Equality operator overloads: Is (x!=y) == (!(x==y))?
Does the C++ standard guarantee that
(x!=y)
always has the same truth value as!(x==y)
?
No it doesn't. Absolutely nothing stops me from writing:
struct Broken {
bool operator==(const Broken& ) const { return true; }
bool operator!=(const Broken& ) const { return true; }
};
Broken x, y;
That is perfectly well-formed code. Semantically, it's broken (as the name might suggest), but there's certainly nothing wrong from it from a pure C++ code functionality perspective.
The standard also clearly indicates this is okay in [over.oper]/7:
The identities among certain predefined operators applied to basic types (for example,
++a ≡ a+=1
) need not hold for operator functions. Some predefined operators, such as+=
, require an operand to be an lvalue when applied to basic types; this is not required by operator functions.
In the same vein, nothing in the C++ standard guarantees that operator<
actually implements a valid Ordering (or that x<y <==> !(x>=y)
, etc.). Some standard library implementations will actually add instrumentation to attempt to debug this for you in the ordered containers, but that is just a quality of implementation issue and not a standards-compliant-based decision.
Library solutions like Boost.Operators exist to at least make this a little easier on the programmer's side:
struct Fixed : equality_comparable<Fixed> {
bool operator==(const Fixed&) const;
// a consistent operator!= is provided for you
};
In C++14, Fixed
is no longer an aggregate with the base class. However, in C++17 it's an aggregate again (by way of P0017).
With the adoption of P1185 for C++20, the library solution has effectively becomes a language solution - you just have to write this:
struct Fixed {
bool operator==(Fixed const&) const;
};
bool ne(Fixed const& x, Fixed const& y) {
return x != y;
}
The body of ne()
becomes a valid expression that evaluates as !x.operator==(y)
-- so you don't have to worry about keeping the two comparison in line nor rely on a library solution to help out.
In general, I don't think you can rely on it, because it doesn't always make sense for operator ==
and operator!=
to always correspond, so I don't see how the standard could ever require it.
For example, consider the built-in floating point types, like doubles, for which NaNs always compare false, so operator== and operator!= can both return false at the same time. (Edit: Oops, this is wrong; see hvd's comment.)
As a result, if I'm writing a new class with floating point semantics (maybe a really_long_double), I have to implement the same behaviour to be consistent with the primitive types, so my operator==
would have to behave the same and compare two NaNs as false, even though operator!=
also compares them as false.
This might crop up in other circumstances, too. For example, if I was writing a class to represent a database nullable value I might run into the same issue, because all comparisons to database NULL are false. I might choose to implement that logic in my C++ code to have the same semantics as the database.
In practice, though, for your use case, it might not be worth worrying about these edge cases. Just document that your function compares the objects using operator== (or operator !=)
and leave it at that.

▸ RECORDS FOR THIS TASK
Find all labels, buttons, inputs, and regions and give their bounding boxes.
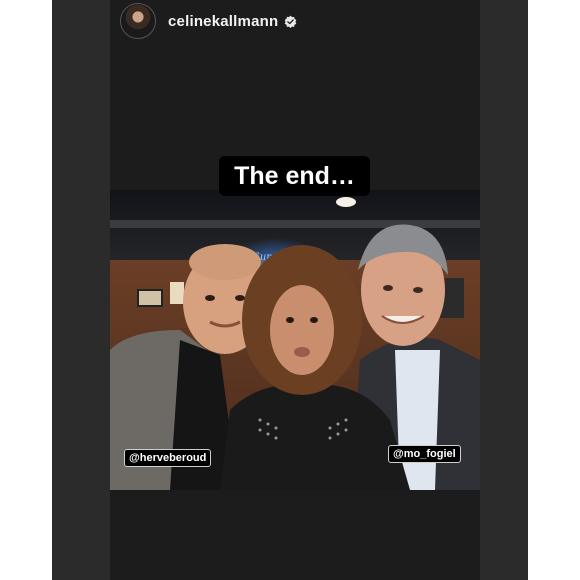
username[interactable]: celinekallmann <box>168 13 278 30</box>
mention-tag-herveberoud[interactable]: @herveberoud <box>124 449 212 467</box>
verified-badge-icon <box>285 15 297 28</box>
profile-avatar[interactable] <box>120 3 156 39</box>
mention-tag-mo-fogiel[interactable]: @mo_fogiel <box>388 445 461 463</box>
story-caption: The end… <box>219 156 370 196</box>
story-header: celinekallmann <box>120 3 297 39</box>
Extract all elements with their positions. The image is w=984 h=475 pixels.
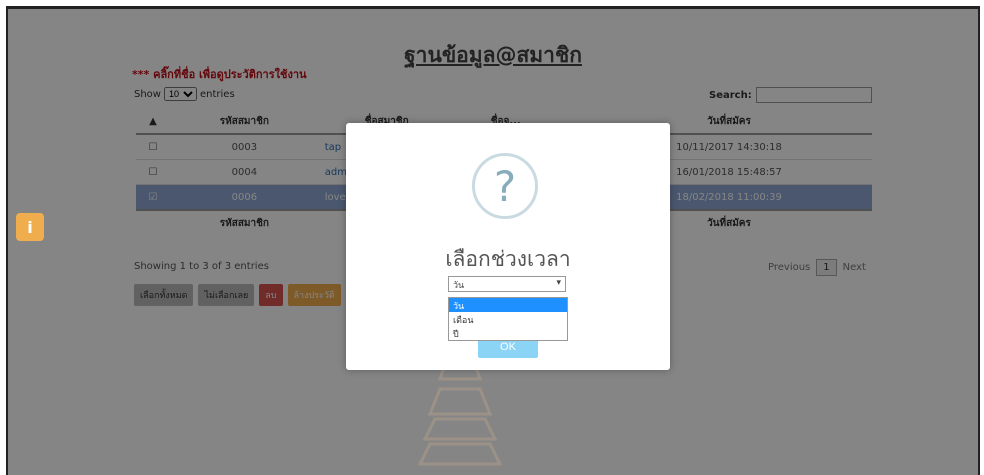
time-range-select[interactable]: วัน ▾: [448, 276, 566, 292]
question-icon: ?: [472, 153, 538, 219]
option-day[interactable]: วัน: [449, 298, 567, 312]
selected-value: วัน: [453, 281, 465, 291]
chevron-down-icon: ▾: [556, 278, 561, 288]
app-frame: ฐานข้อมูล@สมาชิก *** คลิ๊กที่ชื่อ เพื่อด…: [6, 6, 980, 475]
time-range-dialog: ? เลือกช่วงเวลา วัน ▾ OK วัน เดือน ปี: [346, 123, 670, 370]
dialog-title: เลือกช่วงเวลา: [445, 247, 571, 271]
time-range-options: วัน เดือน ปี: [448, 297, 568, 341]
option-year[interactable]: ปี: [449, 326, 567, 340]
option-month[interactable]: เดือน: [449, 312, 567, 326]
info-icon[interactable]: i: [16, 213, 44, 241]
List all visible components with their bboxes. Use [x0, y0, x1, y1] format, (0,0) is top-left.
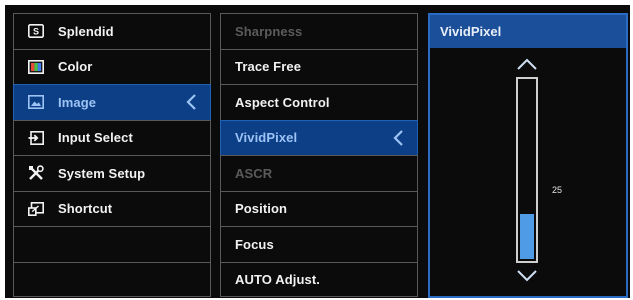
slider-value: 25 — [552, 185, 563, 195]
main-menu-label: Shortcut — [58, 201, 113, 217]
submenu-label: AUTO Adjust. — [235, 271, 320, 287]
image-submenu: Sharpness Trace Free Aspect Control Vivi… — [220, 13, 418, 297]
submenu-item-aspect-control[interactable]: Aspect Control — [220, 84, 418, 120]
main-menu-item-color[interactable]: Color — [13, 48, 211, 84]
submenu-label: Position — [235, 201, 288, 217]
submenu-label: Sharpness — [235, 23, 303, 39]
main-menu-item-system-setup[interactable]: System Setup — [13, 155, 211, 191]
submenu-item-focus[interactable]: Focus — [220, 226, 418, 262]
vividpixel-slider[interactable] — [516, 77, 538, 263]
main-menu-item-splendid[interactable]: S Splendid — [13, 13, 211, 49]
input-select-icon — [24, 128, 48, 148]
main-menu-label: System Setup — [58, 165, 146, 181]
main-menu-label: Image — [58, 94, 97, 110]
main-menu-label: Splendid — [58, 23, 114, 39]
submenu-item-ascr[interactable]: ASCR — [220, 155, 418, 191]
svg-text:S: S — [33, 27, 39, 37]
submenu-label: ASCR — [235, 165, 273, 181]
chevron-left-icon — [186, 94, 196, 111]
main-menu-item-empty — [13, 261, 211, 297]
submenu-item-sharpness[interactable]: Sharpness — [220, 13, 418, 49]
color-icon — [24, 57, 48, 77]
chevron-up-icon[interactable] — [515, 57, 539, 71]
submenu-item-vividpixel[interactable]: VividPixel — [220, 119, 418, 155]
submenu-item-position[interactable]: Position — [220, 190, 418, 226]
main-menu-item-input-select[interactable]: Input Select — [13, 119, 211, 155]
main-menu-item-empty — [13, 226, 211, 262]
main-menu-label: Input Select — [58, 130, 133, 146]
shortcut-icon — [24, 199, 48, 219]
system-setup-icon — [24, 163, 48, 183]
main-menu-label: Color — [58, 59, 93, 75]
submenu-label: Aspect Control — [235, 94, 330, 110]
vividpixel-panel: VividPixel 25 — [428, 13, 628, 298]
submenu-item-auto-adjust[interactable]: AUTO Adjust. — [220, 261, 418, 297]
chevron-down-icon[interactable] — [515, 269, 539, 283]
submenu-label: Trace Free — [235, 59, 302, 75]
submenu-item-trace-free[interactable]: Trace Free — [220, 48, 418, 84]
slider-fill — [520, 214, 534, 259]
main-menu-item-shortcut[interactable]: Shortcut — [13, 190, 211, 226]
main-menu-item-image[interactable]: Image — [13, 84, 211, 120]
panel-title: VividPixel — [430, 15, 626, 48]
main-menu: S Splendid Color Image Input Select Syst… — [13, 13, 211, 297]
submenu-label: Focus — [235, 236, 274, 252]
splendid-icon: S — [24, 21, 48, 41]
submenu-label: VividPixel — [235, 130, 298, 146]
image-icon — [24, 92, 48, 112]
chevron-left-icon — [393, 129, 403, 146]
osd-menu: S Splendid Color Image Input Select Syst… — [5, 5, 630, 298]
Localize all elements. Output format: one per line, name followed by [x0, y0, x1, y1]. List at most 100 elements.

▸ THINGS TO DO
a: In the thread on C++ equality operator overloads, which proposal, adopted for C++20, turns the library solution into a language solution?
b: Copy verbatim the lines of the records from the line with "time-range-select[interactable]: วัน ▾: [448, 276, 566, 292]" to the line with "time-range-dialog: ? เลือกช่วงเวลา", including both.

▸ PROBLEM SOLUTIONS
a: P1185

b:
time-range-select[interactable]: วัน ▾: [448, 276, 566, 292]
question-icon: ?: [472, 153, 538, 219]
option-day[interactable]: วัน: [449, 298, 567, 312]
selected-value: วัน: [453, 281, 465, 291]
chevron-down-icon: ▾: [556, 278, 561, 288]
app-frame: ฐานข้อมูล@สมาชิก *** คลิ๊กที่ชื่อ เพื่อด…: [6, 6, 980, 475]
time-range-dialog: ? เลือกช่วงเวลา วัน ▾ OK วัน เดือน ปี: [346, 123, 670, 370]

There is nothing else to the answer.